§ **What you will do**
Return the stretch of items from the very start through the line containing "372, 1193, 374]", both ends included, reproduced character for character and with nothing else.

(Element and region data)
## Begin

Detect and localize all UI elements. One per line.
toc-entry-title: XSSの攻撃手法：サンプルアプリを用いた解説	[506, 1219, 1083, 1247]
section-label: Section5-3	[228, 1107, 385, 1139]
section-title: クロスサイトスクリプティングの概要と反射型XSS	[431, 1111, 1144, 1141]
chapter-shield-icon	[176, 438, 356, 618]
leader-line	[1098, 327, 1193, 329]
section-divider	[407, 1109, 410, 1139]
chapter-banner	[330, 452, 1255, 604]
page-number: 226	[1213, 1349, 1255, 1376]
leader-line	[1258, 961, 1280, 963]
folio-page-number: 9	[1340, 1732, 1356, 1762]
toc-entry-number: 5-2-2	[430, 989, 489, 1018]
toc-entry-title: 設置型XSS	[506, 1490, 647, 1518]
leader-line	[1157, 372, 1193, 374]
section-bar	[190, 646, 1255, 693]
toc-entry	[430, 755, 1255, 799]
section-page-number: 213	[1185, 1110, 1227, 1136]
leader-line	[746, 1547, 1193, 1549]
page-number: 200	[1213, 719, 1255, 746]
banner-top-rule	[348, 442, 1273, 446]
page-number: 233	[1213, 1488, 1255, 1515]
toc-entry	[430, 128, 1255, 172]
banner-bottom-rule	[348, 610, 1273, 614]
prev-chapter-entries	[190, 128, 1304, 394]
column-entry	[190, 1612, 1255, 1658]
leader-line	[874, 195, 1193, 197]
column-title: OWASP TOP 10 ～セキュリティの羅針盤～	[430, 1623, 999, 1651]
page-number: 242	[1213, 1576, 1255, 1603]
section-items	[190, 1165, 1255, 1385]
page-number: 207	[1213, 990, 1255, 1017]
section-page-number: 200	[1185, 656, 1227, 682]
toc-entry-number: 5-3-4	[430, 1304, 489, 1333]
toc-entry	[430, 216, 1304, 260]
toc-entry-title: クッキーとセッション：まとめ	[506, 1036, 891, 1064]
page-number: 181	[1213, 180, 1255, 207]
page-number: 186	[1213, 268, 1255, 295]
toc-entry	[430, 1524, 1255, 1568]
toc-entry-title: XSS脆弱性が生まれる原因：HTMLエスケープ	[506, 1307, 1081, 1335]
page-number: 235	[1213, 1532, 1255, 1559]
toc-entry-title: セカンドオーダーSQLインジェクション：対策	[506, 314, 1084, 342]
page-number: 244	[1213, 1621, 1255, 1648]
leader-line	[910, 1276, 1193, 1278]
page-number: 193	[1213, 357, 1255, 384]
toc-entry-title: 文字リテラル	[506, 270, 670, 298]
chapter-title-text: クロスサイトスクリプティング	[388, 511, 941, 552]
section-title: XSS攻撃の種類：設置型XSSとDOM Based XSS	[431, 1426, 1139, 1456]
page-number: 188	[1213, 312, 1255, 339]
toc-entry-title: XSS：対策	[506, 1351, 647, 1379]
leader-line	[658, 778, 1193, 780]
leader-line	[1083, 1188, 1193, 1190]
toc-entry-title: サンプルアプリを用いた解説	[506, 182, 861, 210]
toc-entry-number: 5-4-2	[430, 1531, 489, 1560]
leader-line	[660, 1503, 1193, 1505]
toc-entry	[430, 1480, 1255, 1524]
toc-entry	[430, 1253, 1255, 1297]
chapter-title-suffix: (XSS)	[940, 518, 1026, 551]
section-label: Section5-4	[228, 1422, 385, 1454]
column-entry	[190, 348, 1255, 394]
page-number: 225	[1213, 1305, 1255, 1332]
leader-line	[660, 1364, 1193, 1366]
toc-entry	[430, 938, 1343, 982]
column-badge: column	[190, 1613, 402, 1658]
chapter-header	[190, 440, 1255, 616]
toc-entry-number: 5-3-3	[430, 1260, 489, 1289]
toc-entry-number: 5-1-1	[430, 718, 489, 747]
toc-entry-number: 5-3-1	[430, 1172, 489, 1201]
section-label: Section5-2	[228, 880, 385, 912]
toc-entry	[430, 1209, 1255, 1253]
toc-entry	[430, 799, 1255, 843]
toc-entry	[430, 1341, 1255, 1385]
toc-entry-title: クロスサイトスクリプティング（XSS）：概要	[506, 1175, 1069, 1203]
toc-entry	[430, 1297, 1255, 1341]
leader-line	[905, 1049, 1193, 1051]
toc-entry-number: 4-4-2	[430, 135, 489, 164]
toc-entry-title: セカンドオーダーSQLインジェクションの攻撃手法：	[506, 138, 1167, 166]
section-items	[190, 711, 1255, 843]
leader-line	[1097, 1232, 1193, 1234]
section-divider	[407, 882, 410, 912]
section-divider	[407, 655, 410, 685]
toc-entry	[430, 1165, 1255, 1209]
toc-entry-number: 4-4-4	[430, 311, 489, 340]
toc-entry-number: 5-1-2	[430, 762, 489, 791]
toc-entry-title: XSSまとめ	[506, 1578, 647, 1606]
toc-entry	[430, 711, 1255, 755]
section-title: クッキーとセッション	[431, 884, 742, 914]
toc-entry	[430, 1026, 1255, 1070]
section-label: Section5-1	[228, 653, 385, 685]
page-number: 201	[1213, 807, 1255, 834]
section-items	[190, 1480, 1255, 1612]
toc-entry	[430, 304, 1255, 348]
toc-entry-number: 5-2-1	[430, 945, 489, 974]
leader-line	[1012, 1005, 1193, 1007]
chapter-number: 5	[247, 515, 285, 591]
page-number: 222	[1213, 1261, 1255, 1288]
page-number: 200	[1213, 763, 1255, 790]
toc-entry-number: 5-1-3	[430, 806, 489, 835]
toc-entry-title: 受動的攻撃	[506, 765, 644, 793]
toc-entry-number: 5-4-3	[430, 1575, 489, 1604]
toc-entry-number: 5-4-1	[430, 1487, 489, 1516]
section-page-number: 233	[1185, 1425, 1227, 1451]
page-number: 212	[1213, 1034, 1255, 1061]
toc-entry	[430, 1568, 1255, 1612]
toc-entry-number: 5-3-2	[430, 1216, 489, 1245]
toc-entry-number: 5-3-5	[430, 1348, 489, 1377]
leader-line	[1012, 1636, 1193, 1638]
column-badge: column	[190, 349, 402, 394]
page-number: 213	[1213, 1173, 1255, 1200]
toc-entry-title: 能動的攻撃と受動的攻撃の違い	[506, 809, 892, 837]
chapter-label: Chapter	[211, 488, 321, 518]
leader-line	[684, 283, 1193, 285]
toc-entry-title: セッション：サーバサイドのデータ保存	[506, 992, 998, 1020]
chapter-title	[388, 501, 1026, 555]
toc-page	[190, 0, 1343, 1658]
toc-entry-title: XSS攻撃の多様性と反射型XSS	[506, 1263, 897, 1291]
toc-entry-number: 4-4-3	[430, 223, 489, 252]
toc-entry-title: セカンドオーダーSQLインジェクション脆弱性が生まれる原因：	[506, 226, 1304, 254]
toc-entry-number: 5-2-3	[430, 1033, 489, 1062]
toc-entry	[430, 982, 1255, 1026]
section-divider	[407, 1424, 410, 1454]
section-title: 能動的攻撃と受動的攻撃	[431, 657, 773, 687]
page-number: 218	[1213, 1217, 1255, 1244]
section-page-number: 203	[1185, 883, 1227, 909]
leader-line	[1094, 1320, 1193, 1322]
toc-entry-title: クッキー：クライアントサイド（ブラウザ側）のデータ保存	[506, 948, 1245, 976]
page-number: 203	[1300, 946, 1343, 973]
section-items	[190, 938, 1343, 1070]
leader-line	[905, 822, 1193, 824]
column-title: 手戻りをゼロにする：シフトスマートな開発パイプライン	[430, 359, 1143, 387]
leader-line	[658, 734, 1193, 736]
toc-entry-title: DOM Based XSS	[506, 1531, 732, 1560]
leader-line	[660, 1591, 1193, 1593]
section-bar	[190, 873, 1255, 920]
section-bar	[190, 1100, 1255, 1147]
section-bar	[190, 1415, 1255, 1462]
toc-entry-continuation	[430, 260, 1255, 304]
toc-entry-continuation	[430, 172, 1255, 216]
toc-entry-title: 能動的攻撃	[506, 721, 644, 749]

## End

§ **Worked answer**
Detect and localize all UI elements. One per line.
toc-entry-title: XSSの攻撃手法：サンプルアプリを用いた解説	[506, 1219, 1083, 1247]
section-label: Section5-3	[228, 1107, 385, 1139]
section-title: クロスサイトスクリプティングの概要と反射型XSS	[431, 1111, 1144, 1141]
chapter-shield-icon	[176, 438, 356, 618]
leader-line	[1098, 327, 1193, 329]
section-divider	[407, 1109, 410, 1139]
chapter-banner	[330, 452, 1255, 604]
page-number: 226	[1213, 1349, 1255, 1376]
leader-line	[1258, 961, 1280, 963]
folio-page-number: 9	[1340, 1732, 1356, 1762]
toc-entry-number: 5-2-2	[430, 989, 489, 1018]
toc-entry-title: 設置型XSS	[506, 1490, 647, 1518]
leader-line	[1157, 372, 1193, 374]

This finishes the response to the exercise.